Records that describe figures:
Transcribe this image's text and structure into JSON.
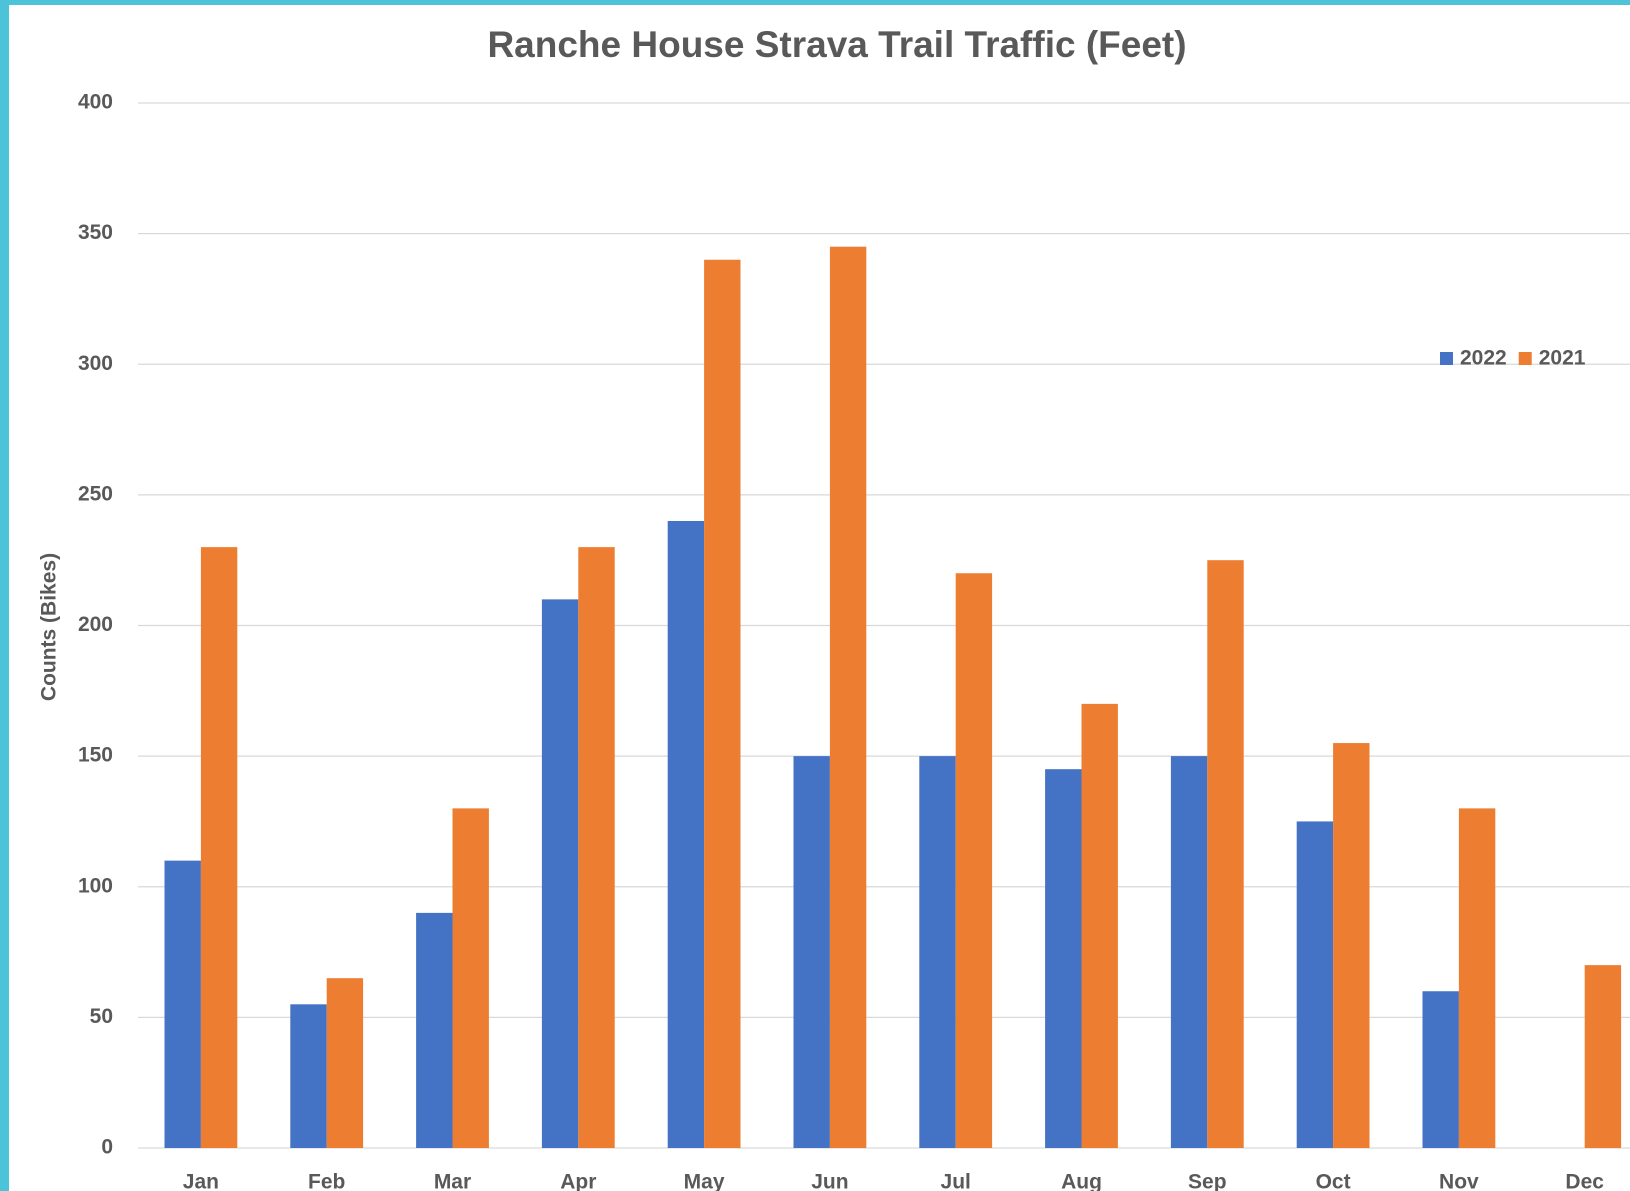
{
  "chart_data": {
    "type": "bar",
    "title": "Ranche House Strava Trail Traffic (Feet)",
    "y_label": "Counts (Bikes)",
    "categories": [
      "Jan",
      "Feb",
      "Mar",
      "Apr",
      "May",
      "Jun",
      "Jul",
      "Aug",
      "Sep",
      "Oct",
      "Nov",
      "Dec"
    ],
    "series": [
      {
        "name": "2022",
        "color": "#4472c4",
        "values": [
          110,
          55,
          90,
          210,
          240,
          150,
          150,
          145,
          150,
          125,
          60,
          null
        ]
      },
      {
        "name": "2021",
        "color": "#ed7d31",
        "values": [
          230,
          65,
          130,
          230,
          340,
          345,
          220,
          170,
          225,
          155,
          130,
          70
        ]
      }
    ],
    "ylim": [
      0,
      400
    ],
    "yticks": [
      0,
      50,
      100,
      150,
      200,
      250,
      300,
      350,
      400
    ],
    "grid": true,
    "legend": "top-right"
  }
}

Objective:
Output each line exactly; omit every picture.

Response to this task:
Transcribe this image's text and structure into JSON.
{
  "chart_data": {
    "type": "bar",
    "title": "Ranche House Strava Trail Traffic (Feet)",
    "y_label": "Counts (Bikes)",
    "categories": [
      "Jan",
      "Feb",
      "Mar",
      "Apr",
      "May",
      "Jun",
      "Jul",
      "Aug",
      "Sep",
      "Oct",
      "Nov",
      "Dec"
    ],
    "series": [
      {
        "name": "2022",
        "color": "#4472c4",
        "values": [
          110,
          55,
          90,
          210,
          240,
          150,
          150,
          145,
          150,
          125,
          60,
          null
        ]
      },
      {
        "name": "2021",
        "color": "#ed7d31",
        "values": [
          230,
          65,
          130,
          230,
          340,
          345,
          220,
          170,
          225,
          155,
          130,
          70
        ]
      }
    ],
    "ylim": [
      0,
      400
    ],
    "yticks": [
      0,
      50,
      100,
      150,
      200,
      250,
      300,
      350,
      400
    ],
    "grid": true,
    "legend": "top-right"
  }
}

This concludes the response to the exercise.